Extracts from a graphics dataset:
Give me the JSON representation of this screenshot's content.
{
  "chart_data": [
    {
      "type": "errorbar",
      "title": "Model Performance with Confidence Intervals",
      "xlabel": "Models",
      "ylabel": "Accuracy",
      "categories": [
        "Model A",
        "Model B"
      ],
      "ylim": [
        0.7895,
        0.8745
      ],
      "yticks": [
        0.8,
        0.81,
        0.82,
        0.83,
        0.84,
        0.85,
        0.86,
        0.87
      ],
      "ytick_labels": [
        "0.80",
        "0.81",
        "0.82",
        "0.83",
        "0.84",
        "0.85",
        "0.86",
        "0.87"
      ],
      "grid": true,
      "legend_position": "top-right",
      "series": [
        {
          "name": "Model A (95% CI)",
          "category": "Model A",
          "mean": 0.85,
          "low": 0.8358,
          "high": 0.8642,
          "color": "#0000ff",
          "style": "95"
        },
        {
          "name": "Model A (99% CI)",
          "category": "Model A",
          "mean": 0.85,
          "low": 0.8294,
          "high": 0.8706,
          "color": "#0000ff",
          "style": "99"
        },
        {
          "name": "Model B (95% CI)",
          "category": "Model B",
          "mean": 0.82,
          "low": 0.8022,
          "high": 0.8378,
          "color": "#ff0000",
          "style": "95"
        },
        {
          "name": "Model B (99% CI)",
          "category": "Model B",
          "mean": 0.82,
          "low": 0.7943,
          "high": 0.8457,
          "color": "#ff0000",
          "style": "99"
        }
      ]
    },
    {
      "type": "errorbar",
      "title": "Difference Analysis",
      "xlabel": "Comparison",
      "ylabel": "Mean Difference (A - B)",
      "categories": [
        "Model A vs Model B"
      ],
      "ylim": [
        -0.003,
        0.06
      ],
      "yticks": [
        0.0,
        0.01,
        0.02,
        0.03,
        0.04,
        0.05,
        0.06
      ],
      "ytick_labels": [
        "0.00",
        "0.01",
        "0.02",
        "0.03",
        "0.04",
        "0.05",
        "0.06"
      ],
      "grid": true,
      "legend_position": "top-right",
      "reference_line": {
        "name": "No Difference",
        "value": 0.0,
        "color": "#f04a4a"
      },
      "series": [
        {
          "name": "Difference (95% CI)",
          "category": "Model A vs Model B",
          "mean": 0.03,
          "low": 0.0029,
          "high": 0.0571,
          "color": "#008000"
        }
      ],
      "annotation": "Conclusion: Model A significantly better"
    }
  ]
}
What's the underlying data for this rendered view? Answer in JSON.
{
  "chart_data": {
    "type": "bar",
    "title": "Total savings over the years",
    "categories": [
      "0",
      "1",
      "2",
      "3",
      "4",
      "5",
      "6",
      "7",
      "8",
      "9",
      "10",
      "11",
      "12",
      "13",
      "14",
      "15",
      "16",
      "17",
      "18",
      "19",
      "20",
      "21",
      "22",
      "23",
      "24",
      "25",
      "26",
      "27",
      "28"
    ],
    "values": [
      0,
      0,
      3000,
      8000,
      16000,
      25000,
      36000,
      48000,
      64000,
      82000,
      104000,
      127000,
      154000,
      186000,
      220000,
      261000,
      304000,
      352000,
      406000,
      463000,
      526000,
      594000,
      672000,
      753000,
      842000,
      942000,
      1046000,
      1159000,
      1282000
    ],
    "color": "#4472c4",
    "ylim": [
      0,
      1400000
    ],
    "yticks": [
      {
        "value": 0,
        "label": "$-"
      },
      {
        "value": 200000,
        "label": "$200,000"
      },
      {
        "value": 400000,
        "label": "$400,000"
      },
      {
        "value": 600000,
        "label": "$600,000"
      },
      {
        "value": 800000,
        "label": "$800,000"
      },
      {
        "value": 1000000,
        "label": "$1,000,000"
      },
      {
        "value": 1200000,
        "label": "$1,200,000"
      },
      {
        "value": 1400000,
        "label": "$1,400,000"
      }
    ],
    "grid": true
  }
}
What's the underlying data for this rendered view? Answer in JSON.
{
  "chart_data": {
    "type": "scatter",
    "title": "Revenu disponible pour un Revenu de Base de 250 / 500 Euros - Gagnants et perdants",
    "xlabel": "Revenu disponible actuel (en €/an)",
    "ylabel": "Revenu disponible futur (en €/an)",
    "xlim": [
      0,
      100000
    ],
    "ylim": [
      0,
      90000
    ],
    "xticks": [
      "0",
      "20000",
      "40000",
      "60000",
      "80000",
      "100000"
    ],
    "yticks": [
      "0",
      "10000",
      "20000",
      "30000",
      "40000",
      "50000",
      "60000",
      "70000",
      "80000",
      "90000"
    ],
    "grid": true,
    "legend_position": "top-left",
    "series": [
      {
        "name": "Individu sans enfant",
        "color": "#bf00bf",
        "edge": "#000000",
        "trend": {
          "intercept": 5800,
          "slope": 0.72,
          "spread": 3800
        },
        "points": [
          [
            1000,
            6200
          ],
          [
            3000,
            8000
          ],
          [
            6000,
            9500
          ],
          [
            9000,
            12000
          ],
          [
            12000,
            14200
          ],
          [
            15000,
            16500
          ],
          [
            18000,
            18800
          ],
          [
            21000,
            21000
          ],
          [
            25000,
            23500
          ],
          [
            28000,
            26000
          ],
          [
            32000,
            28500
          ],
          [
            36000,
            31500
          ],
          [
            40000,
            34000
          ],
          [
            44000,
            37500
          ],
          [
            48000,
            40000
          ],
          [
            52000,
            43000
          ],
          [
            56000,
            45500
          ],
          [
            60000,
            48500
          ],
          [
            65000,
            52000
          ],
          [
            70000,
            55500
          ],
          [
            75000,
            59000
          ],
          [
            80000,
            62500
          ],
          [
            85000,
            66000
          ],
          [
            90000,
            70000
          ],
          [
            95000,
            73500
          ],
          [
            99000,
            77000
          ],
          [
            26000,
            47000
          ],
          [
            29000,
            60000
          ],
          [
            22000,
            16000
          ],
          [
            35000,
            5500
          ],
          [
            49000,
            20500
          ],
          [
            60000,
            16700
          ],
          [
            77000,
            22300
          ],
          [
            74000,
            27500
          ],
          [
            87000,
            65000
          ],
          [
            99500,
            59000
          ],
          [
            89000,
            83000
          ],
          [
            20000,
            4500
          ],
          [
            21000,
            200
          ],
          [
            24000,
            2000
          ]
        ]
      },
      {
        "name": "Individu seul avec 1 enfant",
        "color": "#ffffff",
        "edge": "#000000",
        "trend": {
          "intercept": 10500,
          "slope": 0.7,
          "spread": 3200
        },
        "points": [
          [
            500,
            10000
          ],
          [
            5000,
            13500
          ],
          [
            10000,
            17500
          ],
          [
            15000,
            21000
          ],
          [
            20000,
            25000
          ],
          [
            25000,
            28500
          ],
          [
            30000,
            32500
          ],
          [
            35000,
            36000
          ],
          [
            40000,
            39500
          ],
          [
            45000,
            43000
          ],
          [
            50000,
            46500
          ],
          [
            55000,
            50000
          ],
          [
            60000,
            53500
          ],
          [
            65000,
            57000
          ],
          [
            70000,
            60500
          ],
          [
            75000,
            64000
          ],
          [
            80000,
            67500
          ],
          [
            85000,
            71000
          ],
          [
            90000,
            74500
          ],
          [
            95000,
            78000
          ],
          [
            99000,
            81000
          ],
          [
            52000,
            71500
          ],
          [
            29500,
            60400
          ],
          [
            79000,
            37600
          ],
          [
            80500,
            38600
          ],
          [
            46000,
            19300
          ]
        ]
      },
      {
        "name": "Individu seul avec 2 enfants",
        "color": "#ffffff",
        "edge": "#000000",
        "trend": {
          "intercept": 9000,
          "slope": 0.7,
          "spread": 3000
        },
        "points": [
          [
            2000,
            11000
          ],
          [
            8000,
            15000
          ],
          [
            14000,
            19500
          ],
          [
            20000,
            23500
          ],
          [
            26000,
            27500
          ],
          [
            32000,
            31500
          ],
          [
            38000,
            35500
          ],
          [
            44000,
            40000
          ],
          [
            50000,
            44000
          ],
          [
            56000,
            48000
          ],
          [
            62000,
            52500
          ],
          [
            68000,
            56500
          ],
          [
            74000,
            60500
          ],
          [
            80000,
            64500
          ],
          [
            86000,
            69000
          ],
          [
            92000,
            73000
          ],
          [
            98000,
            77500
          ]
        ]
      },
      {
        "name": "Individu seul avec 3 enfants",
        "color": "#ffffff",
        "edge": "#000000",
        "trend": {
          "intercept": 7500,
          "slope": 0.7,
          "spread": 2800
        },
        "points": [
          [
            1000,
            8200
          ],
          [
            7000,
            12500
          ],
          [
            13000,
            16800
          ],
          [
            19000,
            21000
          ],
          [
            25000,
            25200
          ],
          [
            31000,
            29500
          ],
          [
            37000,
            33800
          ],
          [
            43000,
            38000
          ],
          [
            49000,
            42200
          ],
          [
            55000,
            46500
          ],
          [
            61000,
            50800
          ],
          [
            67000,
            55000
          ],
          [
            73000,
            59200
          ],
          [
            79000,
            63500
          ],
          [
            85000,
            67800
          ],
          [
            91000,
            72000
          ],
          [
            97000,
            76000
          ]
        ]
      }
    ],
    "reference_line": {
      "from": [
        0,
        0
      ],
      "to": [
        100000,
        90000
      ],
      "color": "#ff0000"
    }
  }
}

Given task: Find all lines with "ylabel" in them and copy each one.

Result of the task:
      "ylabel": "Accuracy",
      "ylabel": "Mean Difference (A - B)",
    "ylabel": "Revenu disponible futur (en €/an)",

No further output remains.